* [What is being asked] Find the word "School" in the material below and gather every line that contains it.

===== Records for this exercise =====

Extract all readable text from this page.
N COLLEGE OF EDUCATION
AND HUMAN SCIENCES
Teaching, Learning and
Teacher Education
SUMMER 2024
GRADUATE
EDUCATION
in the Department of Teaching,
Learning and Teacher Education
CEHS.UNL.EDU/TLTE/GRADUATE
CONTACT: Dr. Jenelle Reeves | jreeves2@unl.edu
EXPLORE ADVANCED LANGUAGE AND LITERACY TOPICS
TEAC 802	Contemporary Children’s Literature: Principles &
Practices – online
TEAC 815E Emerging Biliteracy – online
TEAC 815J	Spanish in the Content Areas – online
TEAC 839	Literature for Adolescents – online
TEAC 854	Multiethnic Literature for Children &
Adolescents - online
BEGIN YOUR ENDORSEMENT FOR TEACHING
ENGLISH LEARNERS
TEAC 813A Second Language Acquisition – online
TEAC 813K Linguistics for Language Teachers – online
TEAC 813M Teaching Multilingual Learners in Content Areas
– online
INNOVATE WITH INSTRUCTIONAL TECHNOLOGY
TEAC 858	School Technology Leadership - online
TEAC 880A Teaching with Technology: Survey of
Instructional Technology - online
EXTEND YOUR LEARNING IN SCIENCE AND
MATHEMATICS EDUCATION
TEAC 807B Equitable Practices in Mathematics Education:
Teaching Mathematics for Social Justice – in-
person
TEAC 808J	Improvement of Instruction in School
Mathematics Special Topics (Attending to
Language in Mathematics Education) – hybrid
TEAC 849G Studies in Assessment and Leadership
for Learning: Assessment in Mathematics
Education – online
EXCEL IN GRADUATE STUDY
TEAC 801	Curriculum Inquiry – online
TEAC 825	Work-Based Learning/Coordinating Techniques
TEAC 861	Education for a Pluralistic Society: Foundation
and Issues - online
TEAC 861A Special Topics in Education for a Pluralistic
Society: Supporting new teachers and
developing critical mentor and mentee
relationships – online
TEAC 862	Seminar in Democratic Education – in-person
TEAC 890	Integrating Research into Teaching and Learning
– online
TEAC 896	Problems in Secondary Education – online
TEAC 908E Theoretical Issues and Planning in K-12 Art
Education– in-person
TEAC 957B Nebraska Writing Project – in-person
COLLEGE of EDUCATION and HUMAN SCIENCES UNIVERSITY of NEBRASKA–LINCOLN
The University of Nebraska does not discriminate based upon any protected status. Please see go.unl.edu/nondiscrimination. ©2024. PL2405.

=====

* [Reply to the exercise]
TEAC 858	School Technology Leadership - online
TEAC 808J	Improvement of Instruction in School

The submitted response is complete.